--- Data excerpts ---

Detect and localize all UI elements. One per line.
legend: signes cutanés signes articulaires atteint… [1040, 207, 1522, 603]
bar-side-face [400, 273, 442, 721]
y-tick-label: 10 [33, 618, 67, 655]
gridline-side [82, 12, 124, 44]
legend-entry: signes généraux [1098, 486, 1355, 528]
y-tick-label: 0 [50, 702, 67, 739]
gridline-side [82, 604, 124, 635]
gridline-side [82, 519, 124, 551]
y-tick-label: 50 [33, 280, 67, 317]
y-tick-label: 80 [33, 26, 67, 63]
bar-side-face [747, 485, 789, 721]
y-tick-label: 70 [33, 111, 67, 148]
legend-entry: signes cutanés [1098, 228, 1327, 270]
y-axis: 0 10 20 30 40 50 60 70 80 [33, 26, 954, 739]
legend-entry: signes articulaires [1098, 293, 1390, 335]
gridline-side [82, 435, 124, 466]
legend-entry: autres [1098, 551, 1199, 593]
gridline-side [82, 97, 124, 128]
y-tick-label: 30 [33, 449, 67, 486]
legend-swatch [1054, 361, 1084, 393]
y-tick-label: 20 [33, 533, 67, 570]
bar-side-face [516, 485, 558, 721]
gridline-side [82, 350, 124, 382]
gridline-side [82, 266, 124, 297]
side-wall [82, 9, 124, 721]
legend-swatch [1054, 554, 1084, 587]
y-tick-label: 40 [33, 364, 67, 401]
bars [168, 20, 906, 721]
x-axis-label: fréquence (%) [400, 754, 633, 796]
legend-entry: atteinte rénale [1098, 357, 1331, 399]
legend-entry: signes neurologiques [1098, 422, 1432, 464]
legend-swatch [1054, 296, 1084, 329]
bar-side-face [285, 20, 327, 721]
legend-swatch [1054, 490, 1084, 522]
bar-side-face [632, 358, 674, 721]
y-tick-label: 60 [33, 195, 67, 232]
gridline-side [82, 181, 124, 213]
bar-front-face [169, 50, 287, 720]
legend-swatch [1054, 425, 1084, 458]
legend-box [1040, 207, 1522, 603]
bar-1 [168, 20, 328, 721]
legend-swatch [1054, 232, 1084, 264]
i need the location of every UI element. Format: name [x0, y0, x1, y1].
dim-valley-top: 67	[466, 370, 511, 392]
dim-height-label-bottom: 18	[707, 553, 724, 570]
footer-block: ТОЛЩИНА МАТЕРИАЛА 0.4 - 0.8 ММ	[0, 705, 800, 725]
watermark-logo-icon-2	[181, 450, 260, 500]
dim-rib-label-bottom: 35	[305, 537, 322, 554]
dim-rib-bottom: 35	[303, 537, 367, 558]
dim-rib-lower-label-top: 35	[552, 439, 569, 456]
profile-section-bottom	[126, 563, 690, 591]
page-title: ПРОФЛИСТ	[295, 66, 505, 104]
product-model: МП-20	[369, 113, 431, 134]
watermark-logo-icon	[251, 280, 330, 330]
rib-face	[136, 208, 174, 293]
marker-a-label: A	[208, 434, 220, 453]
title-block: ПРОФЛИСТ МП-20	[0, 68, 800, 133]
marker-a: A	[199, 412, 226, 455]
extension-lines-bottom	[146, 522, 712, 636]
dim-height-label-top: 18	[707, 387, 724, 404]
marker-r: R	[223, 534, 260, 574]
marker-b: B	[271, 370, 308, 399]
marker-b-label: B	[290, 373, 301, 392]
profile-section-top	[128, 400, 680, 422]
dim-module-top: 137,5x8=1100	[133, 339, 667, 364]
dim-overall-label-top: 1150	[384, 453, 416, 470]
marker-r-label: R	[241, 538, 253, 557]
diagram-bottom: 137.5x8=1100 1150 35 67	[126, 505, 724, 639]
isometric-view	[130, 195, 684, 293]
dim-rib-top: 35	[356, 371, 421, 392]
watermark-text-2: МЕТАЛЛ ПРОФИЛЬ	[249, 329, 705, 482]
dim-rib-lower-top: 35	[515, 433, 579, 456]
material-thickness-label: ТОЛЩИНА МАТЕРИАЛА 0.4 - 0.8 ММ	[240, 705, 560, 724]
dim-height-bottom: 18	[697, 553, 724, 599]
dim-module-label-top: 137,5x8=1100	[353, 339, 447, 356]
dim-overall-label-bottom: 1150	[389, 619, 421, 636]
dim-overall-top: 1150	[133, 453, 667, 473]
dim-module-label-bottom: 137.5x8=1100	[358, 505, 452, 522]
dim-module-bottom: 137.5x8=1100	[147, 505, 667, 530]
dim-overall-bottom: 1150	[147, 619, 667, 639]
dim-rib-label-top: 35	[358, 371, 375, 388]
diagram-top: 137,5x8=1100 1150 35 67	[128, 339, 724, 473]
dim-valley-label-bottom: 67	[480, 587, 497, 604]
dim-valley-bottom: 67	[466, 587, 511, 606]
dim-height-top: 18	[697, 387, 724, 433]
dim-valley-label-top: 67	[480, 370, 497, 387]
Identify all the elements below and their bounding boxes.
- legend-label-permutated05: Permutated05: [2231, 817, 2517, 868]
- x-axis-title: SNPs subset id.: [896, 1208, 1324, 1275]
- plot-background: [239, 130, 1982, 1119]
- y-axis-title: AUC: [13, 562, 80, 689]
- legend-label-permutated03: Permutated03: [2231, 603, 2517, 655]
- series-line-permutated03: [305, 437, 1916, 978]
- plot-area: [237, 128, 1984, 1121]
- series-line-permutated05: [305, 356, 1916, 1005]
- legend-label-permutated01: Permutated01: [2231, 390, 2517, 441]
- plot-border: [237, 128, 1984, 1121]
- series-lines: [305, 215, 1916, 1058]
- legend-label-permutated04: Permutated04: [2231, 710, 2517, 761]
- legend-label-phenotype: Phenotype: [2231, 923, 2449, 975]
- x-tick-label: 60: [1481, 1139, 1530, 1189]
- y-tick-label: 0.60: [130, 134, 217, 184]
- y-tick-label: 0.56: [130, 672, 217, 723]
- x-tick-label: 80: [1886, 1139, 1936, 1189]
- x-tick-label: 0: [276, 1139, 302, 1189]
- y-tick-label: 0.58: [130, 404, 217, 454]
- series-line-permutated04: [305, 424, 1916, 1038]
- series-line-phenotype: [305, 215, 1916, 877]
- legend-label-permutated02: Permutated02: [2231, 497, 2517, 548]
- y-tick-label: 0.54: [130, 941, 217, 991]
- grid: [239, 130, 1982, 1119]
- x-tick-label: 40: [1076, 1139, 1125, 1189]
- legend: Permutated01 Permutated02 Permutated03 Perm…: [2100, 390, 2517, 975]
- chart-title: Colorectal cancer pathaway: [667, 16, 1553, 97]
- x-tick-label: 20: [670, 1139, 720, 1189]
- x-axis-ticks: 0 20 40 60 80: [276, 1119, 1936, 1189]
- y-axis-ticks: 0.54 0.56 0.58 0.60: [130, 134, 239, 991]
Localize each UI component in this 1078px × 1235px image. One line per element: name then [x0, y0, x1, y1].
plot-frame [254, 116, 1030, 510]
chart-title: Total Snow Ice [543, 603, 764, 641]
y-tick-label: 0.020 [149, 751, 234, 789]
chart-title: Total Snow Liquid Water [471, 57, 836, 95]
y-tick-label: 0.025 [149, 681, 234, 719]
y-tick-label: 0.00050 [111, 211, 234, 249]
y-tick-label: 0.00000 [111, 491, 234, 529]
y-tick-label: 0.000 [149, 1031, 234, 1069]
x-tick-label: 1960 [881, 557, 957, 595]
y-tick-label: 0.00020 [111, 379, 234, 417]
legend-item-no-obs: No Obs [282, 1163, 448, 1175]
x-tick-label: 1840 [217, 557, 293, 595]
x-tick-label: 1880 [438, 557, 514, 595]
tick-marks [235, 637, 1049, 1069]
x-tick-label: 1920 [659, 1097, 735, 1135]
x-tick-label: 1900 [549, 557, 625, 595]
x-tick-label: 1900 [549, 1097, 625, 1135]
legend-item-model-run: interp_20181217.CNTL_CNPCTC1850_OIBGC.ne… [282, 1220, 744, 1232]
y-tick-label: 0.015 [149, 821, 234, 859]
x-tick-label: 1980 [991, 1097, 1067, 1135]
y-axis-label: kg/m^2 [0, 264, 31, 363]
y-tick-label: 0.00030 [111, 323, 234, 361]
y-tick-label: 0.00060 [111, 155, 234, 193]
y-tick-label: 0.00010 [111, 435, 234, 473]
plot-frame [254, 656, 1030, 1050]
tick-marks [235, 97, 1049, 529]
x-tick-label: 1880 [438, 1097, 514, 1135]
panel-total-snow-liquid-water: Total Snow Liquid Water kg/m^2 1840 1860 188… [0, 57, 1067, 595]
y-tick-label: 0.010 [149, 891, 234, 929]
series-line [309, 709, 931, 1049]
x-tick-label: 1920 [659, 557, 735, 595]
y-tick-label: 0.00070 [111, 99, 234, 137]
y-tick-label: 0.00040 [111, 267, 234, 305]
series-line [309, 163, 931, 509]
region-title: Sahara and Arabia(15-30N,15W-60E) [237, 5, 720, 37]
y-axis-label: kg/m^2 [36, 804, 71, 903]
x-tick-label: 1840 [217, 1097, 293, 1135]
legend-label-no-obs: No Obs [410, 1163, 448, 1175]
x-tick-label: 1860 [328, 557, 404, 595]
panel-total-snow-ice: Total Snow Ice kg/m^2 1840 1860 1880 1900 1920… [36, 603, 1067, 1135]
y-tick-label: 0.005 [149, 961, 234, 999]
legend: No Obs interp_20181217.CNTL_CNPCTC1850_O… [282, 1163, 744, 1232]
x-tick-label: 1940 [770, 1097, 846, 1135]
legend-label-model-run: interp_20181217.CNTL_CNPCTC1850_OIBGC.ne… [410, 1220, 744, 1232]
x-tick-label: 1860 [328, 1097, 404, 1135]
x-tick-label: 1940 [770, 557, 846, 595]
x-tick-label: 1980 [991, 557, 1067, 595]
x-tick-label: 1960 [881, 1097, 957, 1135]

---

**Work to do:**
Copy the lines verbatim, starting with the first line of the records and ending after the line that contains "y-tick-label: 80 [33, 26, 67, 63]".

**Full solution:**
Detect and localize all UI elements. One per line.
legend: signes cutanés signes articulaires atteint… [1040, 207, 1522, 603]
bar-side-face [400, 273, 442, 721]
y-tick-label: 10 [33, 618, 67, 655]
gridline-side [82, 12, 124, 44]
legend-entry: signes généraux [1098, 486, 1355, 528]
y-tick-label: 0 [50, 702, 67, 739]
gridline-side [82, 604, 124, 635]
gridline-side [82, 519, 124, 551]
y-tick-label: 50 [33, 280, 67, 317]
y-tick-label: 80 [33, 26, 67, 63]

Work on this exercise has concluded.